> Instructions for the task
Retype the material that follows, keeping every word as it is.

======== Data shown

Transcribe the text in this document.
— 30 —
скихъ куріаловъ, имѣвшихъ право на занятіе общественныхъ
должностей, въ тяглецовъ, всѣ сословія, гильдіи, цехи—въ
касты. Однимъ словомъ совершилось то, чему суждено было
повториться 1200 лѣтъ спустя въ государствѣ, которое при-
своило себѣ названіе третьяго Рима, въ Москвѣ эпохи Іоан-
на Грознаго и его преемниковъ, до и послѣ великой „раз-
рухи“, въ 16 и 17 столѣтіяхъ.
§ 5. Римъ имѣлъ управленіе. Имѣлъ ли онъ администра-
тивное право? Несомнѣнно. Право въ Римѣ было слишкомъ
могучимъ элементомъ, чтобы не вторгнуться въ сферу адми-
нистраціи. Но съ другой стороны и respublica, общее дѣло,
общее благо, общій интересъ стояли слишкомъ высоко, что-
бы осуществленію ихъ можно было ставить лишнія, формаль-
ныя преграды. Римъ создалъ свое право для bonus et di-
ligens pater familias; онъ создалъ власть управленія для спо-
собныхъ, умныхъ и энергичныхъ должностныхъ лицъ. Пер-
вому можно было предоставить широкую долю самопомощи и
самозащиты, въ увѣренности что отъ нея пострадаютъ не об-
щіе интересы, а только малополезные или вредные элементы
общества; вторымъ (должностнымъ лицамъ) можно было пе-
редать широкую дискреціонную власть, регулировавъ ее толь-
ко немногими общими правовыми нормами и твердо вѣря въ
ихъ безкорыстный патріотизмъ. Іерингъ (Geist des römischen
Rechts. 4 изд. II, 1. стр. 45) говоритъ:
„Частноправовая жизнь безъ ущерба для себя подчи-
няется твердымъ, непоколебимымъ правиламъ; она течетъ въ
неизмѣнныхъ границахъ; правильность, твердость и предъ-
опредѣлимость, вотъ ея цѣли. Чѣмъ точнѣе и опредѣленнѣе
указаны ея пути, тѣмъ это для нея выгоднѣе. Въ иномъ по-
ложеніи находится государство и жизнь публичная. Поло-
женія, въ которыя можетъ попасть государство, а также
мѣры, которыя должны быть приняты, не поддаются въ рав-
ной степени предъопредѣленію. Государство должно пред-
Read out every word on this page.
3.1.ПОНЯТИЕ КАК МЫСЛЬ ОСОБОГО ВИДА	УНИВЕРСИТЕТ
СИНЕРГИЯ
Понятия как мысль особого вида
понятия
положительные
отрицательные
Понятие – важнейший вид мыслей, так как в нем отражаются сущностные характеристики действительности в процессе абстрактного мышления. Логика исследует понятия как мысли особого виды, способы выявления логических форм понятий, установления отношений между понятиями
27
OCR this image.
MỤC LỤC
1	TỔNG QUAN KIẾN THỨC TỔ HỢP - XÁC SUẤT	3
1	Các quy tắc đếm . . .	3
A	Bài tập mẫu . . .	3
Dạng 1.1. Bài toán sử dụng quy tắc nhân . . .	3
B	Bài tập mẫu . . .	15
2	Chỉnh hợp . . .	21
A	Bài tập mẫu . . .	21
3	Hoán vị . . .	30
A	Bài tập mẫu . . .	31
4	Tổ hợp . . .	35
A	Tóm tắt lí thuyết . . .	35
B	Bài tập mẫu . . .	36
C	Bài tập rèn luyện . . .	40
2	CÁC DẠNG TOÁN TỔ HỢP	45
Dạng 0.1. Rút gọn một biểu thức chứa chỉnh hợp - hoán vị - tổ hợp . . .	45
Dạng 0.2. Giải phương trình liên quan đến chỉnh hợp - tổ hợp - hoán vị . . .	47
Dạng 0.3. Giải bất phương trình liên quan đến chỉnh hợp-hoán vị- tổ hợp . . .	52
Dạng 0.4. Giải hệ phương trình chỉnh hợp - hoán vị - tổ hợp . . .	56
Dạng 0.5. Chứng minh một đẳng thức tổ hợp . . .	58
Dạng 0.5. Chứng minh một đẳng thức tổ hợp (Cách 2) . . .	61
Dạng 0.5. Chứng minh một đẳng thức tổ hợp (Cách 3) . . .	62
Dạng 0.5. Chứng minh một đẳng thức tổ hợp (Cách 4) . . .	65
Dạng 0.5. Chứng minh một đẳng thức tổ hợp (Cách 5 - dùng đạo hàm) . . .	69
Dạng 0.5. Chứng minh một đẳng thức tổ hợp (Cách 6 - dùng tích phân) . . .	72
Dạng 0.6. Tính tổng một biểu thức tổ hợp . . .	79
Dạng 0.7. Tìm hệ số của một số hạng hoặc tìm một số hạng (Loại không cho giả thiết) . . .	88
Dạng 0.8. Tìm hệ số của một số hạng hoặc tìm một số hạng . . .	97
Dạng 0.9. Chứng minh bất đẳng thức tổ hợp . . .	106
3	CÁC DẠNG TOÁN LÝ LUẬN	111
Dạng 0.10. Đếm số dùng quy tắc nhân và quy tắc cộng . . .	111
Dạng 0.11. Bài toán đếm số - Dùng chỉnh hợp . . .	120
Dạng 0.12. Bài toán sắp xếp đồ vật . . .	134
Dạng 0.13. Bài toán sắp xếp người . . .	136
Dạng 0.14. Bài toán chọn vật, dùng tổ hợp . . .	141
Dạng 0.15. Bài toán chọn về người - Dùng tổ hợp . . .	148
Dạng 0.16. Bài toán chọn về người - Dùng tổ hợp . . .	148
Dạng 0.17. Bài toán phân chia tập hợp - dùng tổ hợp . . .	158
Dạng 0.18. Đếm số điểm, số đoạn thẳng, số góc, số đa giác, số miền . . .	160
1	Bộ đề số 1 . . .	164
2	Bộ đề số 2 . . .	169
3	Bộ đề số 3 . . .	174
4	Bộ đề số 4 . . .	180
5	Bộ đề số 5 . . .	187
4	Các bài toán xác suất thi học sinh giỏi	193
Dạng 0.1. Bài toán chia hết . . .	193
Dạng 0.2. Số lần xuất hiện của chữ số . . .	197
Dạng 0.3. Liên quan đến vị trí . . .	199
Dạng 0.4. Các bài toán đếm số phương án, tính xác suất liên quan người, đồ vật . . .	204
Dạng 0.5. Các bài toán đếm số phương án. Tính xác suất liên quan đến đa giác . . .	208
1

================

> Expected answer
Transcribe the text in this document.
— 30 —
скихъ куріаловъ, имѣвшихъ право на занятіе общественныхъ
должностей, въ тяглецовъ, всѣ сословія, гильдіи, цехи—въ
касты. Однимъ словомъ совершилось то, чему суждено было
повториться 1200 лѣтъ спустя въ государствѣ, которое при-
своило себѣ названіе третьяго Рима, въ Москвѣ эпохи Іоан-
на Грознаго и его преемниковъ, до и послѣ великой „раз-
рухи“, въ 16 и 17 столѣтіяхъ.
§ 5. Римъ имѣлъ управленіе. Имѣлъ ли онъ администра-
тивное право? Несомнѣнно. Право въ Римѣ было слишкомъ
могучимъ элементомъ, чтобы не вторгнуться въ сферу адми-
нистраціи. Но съ другой стороны и respublica, общее дѣло,
общее благо, общій интересъ стояли слишкомъ высоко, что-
бы осуществленію ихъ можно было ставить лишнія, формаль-
ныя преграды. Римъ создалъ свое право для bonus et di-
ligens pater familias; онъ создалъ власть управленія для спо-
собныхъ, умныхъ и энергичныхъ должностныхъ лицъ. Пер-
вому можно было предоставить широкую долю самопомощи и
самозащиты, въ увѣренности что отъ нея пострадаютъ не об-
щіе интересы, а только малополезные или вредные элементы
общества; вторымъ (должностнымъ лицамъ) можно было пе-
редать широкую дискреціонную власть, регулировавъ ее толь-
ко немногими общими правовыми нормами и твердо вѣря въ
ихъ безкорыстный патріотизмъ. Іерингъ (Geist des römischen
Rechts. 4 изд. II, 1. стр. 45) говоритъ:
„Частноправовая жизнь безъ ущерба для себя подчи-
няется твердымъ, непоколебимымъ правиламъ; она течетъ въ
неизмѣнныхъ границахъ; правильность, твердость и предъ-
опредѣлимость, вотъ ея цѣли. Чѣмъ точнѣе и опредѣленнѣе
указаны ея пути, тѣмъ это для нея выгоднѣе. Въ иномъ по-
ложеніи находится государство и жизнь публичная. Поло-
женія, въ которыя можетъ попасть государство, а также
мѣры, которыя должны быть приняты, не поддаются въ рав-
ной степени предъопредѣленію. Государство должно пред-
Read out every word on this page.
3.1.ПОНЯТИЕ КАК МЫСЛЬ ОСОБОГО ВИДА	УНИВЕРСИТЕТ
СИНЕРГИЯ
Понятия как мысль особого вида
понятия
положительные
отрицательные
Понятие – важнейший вид мыслей, так как в нем отражаются сущностные характеристики действительности в процессе абстрактного мышления. Логика исследует понятия как мысли особого виды, способы выявления логических форм понятий, установления отношений между понятиями
27
OCR this image.
MỤC LỤC
1	TỔNG QUAN KIẾN THỨC TỔ HỢP - XÁC SUẤT	3
1	Các quy tắc đếm . . .	3
A	Bài tập mẫu . . .	3
Dạng 1.1. Bài toán sử dụng quy tắc nhân . . .	3
B	Bài tập mẫu . . .	15
2	Chỉnh hợp . . .	21
A	Bài tập mẫu . . .	21
3	Hoán vị . . .	30
A	Bài tập mẫu . . .	31
4	Tổ hợp . . .	35
A	Tóm tắt lí thuyết . . .	35
B	Bài tập mẫu . . .	36
C	Bài tập rèn luyện . . .	40
2	CÁC DẠNG TOÁN TỔ HỢP	45
Dạng 0.1. Rút gọn một biểu thức chứa chỉnh hợp - hoán vị - tổ hợp . . .	45
Dạng 0.2. Giải phương trình liên quan đến chỉnh hợp - tổ hợp - hoán vị . . .	47
Dạng 0.3. Giải bất phương trình liên quan đến chỉnh hợp-hoán vị- tổ hợp . . .	52
Dạng 0.4. Giải hệ phương trình chỉnh hợp - hoán vị - tổ hợp . . .	56
Dạng 0.5. Chứng minh một đẳng thức tổ hợp . . .	58
Dạng 0.5. Chứng minh một đẳng thức tổ hợp (Cách 2) . . .	61
Dạng 0.5. Chứng minh một đẳng thức tổ hợp (Cách 3) . . .	62
Dạng 0.5. Chứng minh một đẳng thức tổ hợp (Cách 4) . . .	65
Dạng 0.5. Chứng minh một đẳng thức tổ hợp (Cách 5 - dùng đạo hàm) . . .	69
Dạng 0.5. Chứng minh một đẳng thức tổ hợp (Cách 6 - dùng tích phân) . . .	72
Dạng 0.6. Tính tổng một biểu thức tổ hợp . . .	79
Dạng 0.7. Tìm hệ số của một số hạng hoặc tìm một số hạng (Loại không cho giả thiết) . . .	88
Dạng 0.8. Tìm hệ số của một số hạng hoặc tìm một số hạng . . .	97
Dạng 0.9. Chứng minh bất đẳng thức tổ hợp . . .	106
3	CÁC DẠNG TOÁN LÝ LUẬN	111
Dạng 0.10. Đếm số dùng quy tắc nhân và quy tắc cộng . . .	111
Dạng 0.11. Bài toán đếm số - Dùng chỉnh hợp . . .	120
Dạng 0.12. Bài toán sắp xếp đồ vật . . .	134
Dạng 0.13. Bài toán sắp xếp người . . .	136
Dạng 0.14. Bài toán chọn vật, dùng tổ hợp . . .	141
Dạng 0.15. Bài toán chọn về người - Dùng tổ hợp . . .	148
Dạng 0.16. Bài toán chọn về người - Dùng tổ hợp . . .	148
Dạng 0.17. Bài toán phân chia tập hợp - dùng tổ hợp . . .	158
Dạng 0.18. Đếm số điểm, số đoạn thẳng, số góc, số đa giác, số miền . . .	160
1	Bộ đề số 1 . . .	164
2	Bộ đề số 2 . . .	169
3	Bộ đề số 3 . . .	174
4	Bộ đề số 4 . . .	180
5	Bộ đề số 5 . . .	187
4	Các bài toán xác suất thi học sinh giỏi	193
Dạng 0.1. Bài toán chia hết . . .	193
Dạng 0.2. Số lần xuất hiện của chữ số . . .	197
Dạng 0.3. Liên quan đến vị trí . . .	199
Dạng 0.4. Các bài toán đếm số phương án, tính xác suất liên quan người, đồ vật . . .	204
Dạng 0.5. Các bài toán đếm số phương án. Tính xác suất liên quan đến đa giác . . .	208
1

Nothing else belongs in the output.